## Start RECORDS FOR THE EXERCISE

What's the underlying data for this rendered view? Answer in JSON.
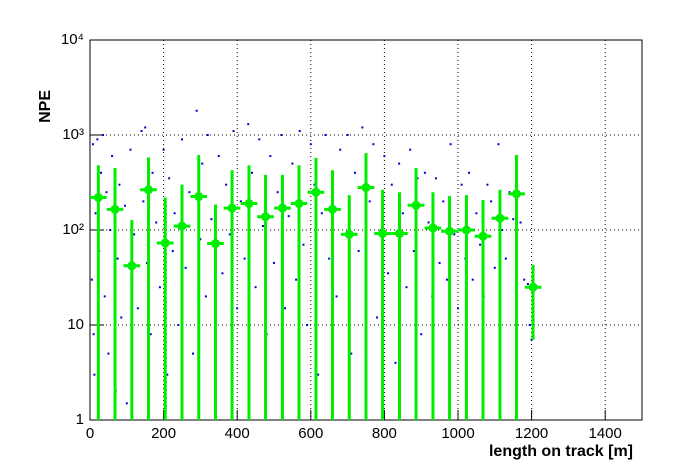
{
  "chart_data": {
    "type": "scatter",
    "x_label": "length on track [m]",
    "y_label": "NPE",
    "xlim": [
      0,
      1500
    ],
    "ylim": [
      1,
      10000
    ],
    "log_y": true,
    "grid": true,
    "xticks": [
      0,
      200,
      400,
      600,
      800,
      1000,
      1200,
      1400
    ],
    "yticks": [
      1,
      10,
      {
        "value": 100,
        "label": "10²"
      },
      {
        "value": 1000,
        "label": "10³"
      },
      {
        "value": 10000,
        "label": "10⁴"
      }
    ],
    "series": [
      {
        "color": "#0000cc",
        "x": [
          5,
          8,
          10,
          12,
          15,
          20,
          25,
          30,
          35,
          40,
          45,
          50,
          55,
          60,
          70,
          75,
          80,
          85,
          95,
          100,
          110,
          115,
          120,
          130,
          140,
          145,
          150,
          155,
          165,
          170,
          180,
          190,
          200,
          210,
          215,
          225,
          230,
          240,
          250,
          260,
          270,
          280,
          290,
          300,
          305,
          315,
          320,
          330,
          340,
          350,
          360,
          370,
          380,
          390,
          400,
          410,
          420,
          430,
          440,
          450,
          460,
          470,
          480,
          490,
          500,
          510,
          520,
          530,
          540,
          550,
          560,
          570,
          580,
          590,
          600,
          610,
          620,
          630,
          640,
          650,
          660,
          670,
          680,
          690,
          700,
          710,
          720,
          730,
          740,
          750,
          760,
          770,
          780,
          790,
          800,
          810,
          820,
          830,
          840,
          850,
          860,
          870,
          880,
          890,
          900,
          910,
          920,
          930,
          940,
          950,
          960,
          970,
          980,
          990,
          1000,
          1010,
          1020,
          1030,
          1040,
          1050,
          1060,
          1070,
          1080,
          1090,
          1100,
          1110,
          1120,
          1130,
          1140,
          1150,
          1160,
          1170,
          1180,
          1190,
          1195,
          1200
        ],
        "values": [
          30,
          800,
          8,
          3,
          150,
          900,
          60,
          400,
          1000,
          20,
          250,
          5,
          100,
          600,
          2,
          50,
          300,
          12,
          180,
          1.5,
          700,
          30,
          90,
          15,
          1100,
          200,
          1200,
          45,
          8,
          400,
          120,
          25,
          700,
          3,
          350,
          60,
          150,
          10,
          900,
          40,
          250,
          5,
          1800,
          80,
          500,
          20,
          1000,
          130,
          7,
          600,
          35,
          300,
          90,
          1100,
          15,
          200,
          50,
          1300,
          400,
          25,
          900,
          110,
          8,
          600,
          45,
          250,
          1000,
          15,
          140,
          500,
          30,
          1100,
          70,
          10,
          800,
          300,
          3,
          150,
          1000,
          50,
          200,
          20,
          700,
          90,
          1000,
          5,
          400,
          60,
          1200,
          30,
          200,
          800,
          12,
          100,
          600,
          35,
          300,
          4,
          500,
          150,
          25,
          700,
          60,
          350,
          8,
          400,
          120,
          20,
          350,
          45,
          200,
          30,
          800,
          90,
          15,
          300,
          50,
          400,
          30,
          150,
          70,
          20,
          300,
          200,
          40,
          800,
          100,
          50,
          250,
          130,
          15,
          120,
          30,
          27,
          10,
          7
        ]
      },
      {
        "color": "#00ee00",
        "xerr": 22.7,
        "x": [
          22.7,
          68,
          113.6,
          159,
          204.5,
          250,
          295.5,
          341,
          386,
          432,
          477,
          523,
          568,
          614,
          659,
          704.5,
          750,
          795,
          841,
          886,
          932,
          977,
          1023,
          1068,
          1114,
          1159,
          1204
        ],
        "values": [
          220,
          165,
          42,
          265,
          73,
          110,
          225,
          72,
          170,
          190,
          138,
          170,
          190,
          250,
          165,
          90,
          280,
          92,
          92,
          182,
          105,
          97,
          100,
          86,
          133,
          240,
          25
        ],
        "errors": [
          260,
          285,
          85,
          315,
          147,
          190,
          390,
          113,
          255,
          290,
          242,
          210,
          290,
          325,
          260,
          143,
          365,
          173,
          158,
          268,
          145,
          131,
          133,
          121,
          132,
          375,
          18
        ]
      }
    ]
  }
}
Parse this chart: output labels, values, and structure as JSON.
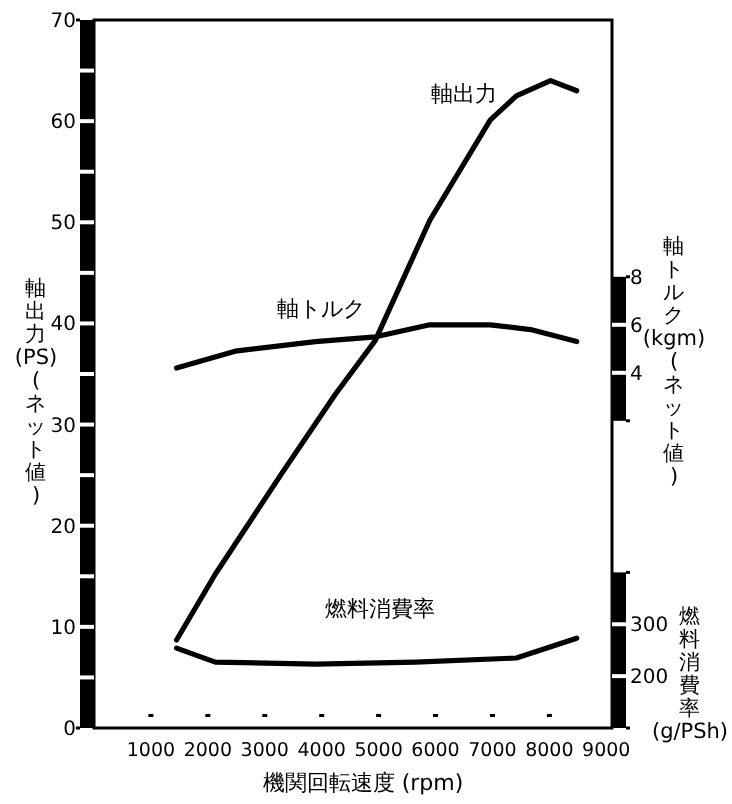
{
  "chart_data": {
    "type": "line",
    "xlabel": "機関回転速度 (rpm)",
    "ylabel": "軸出力(PS)(ネット値)",
    "y2label": "軸トルク(kgm)(ネット値)",
    "y3label": "燃料消費率(g/PSh)",
    "xlim": [
      0,
      9100
    ],
    "xticks": [
      1000,
      2000,
      3000,
      4000,
      5000,
      6000,
      7000,
      8000,
      9000
    ],
    "ylim": [
      0,
      70
    ],
    "yticks": [
      0,
      {
        "value": 5,
        "label": null
      },
      10,
      {
        "value": 15,
        "label": null
      },
      20,
      {
        "value": 25,
        "label": null
      },
      30,
      {
        "value": 35,
        "label": null
      },
      40,
      {
        "value": 45,
        "label": null
      },
      50,
      {
        "value": 55,
        "label": null
      },
      60,
      {
        "value": 65,
        "label": null
      },
      70
    ],
    "y2lim": [
      -10.8,
      18.7
    ],
    "y2ticks": [
      {
        "value": 2,
        "label": null
      },
      4,
      6,
      8
    ],
    "y3lim": [
      100,
      1465
    ],
    "y3ticks": [
      {
        "value": 100,
        "label": null
      },
      200,
      300,
      {
        "value": 400,
        "label": null
      }
    ],
    "marker": "none",
    "line_style": "solid",
    "series": [
      {
        "name": "軸出力",
        "color": "#000000",
        "x": [
          1450,
          2130,
          3290,
          4240,
          4940,
          5900,
          6960,
          7420,
          8020,
          8480
        ],
        "values": [
          8.7,
          15.2,
          25.1,
          33.0,
          38.3,
          50.2,
          60.1,
          62.5,
          64.0,
          63.0
        ]
      },
      {
        "name": "軸トルク",
        "color": "#000000",
        "axis": "y2",
        "x": [
          1450,
          2480,
          3890,
          4950,
          5900,
          6960,
          7670,
          8480
        ],
        "values": [
          4.2,
          4.9,
          5.3,
          5.5,
          6.0,
          6.0,
          5.8,
          5.3
        ]
      },
      {
        "name": "燃料消費率",
        "color": "#000000",
        "axis": "y3",
        "x": [
          1450,
          2130,
          3890,
          5650,
          7420,
          8480
        ],
        "values": [
          254,
          227,
          223,
          227,
          235,
          273
        ]
      }
    ]
  }
}
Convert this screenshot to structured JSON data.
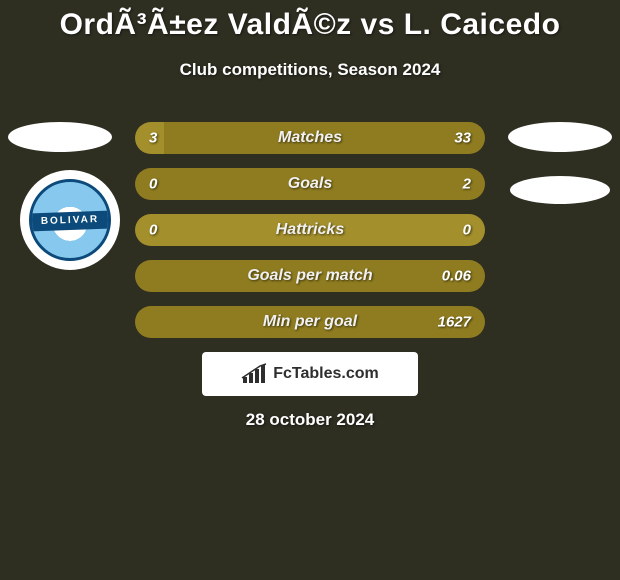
{
  "title": "OrdÃ³Ã±ez ValdÃ©z vs L. Caicedo",
  "subtitle": "Club competitions, Season 2024",
  "date": "28 october 2024",
  "branding": "FcTables.com",
  "bolivar_label": "BOLIVAR",
  "colors": {
    "background": "#2e2e21",
    "bar_left": "#a38f2b",
    "bar_right": "#8f7c20",
    "full_bar": "#a38f2b",
    "text": "#ffffff",
    "crest_bg": "#ffffff",
    "bolivar_sky": "#87c8ee",
    "bolivar_border": "#0b4a7a"
  },
  "rows": [
    {
      "label": "Matches",
      "left": "3",
      "right": "33",
      "left_pct": 8.3,
      "right_pct": 91.7
    },
    {
      "label": "Goals",
      "left": "0",
      "right": "2",
      "left_pct": 0,
      "right_pct": 100
    },
    {
      "label": "Hattricks",
      "left": "0",
      "right": "0",
      "left_pct": 100,
      "right_pct": 0
    },
    {
      "label": "Goals per match",
      "left": "",
      "right": "0.06",
      "left_pct": 0,
      "right_pct": 100
    },
    {
      "label": "Min per goal",
      "left": "",
      "right": "1627",
      "left_pct": 0,
      "right_pct": 100
    }
  ]
}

## End RECORDS FOR THE EXERCISE

# AIM
What is the number of lines in the records that contain the string "this"? Give only that number.

# CORRECT ANSWER
3